## Given request
Every entry needs to be reproduced exactly.

══ Extracted information

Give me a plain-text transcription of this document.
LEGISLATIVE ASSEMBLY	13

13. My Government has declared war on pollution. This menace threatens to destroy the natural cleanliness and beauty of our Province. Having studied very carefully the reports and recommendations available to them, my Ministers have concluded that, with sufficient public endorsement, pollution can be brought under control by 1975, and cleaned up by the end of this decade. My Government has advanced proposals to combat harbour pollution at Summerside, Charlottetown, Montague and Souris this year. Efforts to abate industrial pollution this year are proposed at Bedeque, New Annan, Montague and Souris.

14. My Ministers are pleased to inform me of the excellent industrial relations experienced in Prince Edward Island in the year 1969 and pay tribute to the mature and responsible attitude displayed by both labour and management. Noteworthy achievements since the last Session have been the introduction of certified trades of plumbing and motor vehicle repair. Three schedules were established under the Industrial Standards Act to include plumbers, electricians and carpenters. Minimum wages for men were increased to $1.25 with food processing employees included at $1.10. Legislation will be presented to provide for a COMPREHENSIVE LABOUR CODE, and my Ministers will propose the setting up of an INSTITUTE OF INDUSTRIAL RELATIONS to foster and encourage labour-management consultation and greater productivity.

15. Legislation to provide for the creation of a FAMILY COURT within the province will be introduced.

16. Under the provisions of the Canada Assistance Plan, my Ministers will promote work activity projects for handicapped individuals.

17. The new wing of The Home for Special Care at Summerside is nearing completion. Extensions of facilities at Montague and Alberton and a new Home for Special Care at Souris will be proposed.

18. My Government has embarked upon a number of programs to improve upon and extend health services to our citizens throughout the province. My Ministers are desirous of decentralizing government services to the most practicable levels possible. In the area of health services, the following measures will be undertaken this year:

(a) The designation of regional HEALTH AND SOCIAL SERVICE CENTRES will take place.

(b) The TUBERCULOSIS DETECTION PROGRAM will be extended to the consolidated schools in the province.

════

## Reply to the task
Give me a plain-text transcription of this document.
LEGISLATIVE ASSEMBLY	13

13. My Government has declared war on pollution. This menace threatens to destroy the natural cleanliness and beauty of our Province. Having studied very carefully the reports and recommendations available to them, my Ministers have concluded that, with sufficient public endorsement, pollution can be brought under control by 1975, and cleaned up by the end of this decade. My Government has advanced proposals to combat harbour pollution at Summerside, Charlottetown, Montague and Souris this year. Efforts to abate industrial pollution this year are proposed at Bedeque, New Annan, Montague and Souris.

14. My Ministers are pleased to inform me of the excellent industrial relations experienced in Prince Edward Island in the year 1969 and pay tribute to the mature and responsible attitude displayed by both labour and management. Noteworthy achievements since the last Session have been the introduction of certified trades of plumbing and motor vehicle repair. Three schedules were established under the Industrial Standards Act to include plumbers, electricians and carpenters. Minimum wages for men were increased to $1.25 with food processing employees included at $1.10. Legislation will be presented to provide for a COMPREHENSIVE LABOUR CODE, and my Ministers will propose the setting up of an INSTITUTE OF INDUSTRIAL RELATIONS to foster and encourage labour-management consultation and greater productivity.

15. Legislation to provide for the creation of a FAMILY COURT within the province will be introduced.

16. Under the provisions of the Canada Assistance Plan, my Ministers will promote work activity projects for handicapped individuals.

17. The new wing of The Home for Special Care at Summerside is nearing completion. Extensions of facilities at Montague and Alberton and a new Home for Special Care at Souris will be proposed.

18. My Government has embarked upon a number of programs to improve upon and extend health services to our citizens throughout the province. My Ministers are desirous of decentralizing government services to the most practicable levels possible. In the area of health services, the following measures will be undertaken this year:

(a) The designation of regional HEALTH AND SOCIAL SERVICE CENTRES will take place.

(b) The TUBERCULOSIS DETECTION PROGRAM will be extended to the consolidated schools in the province.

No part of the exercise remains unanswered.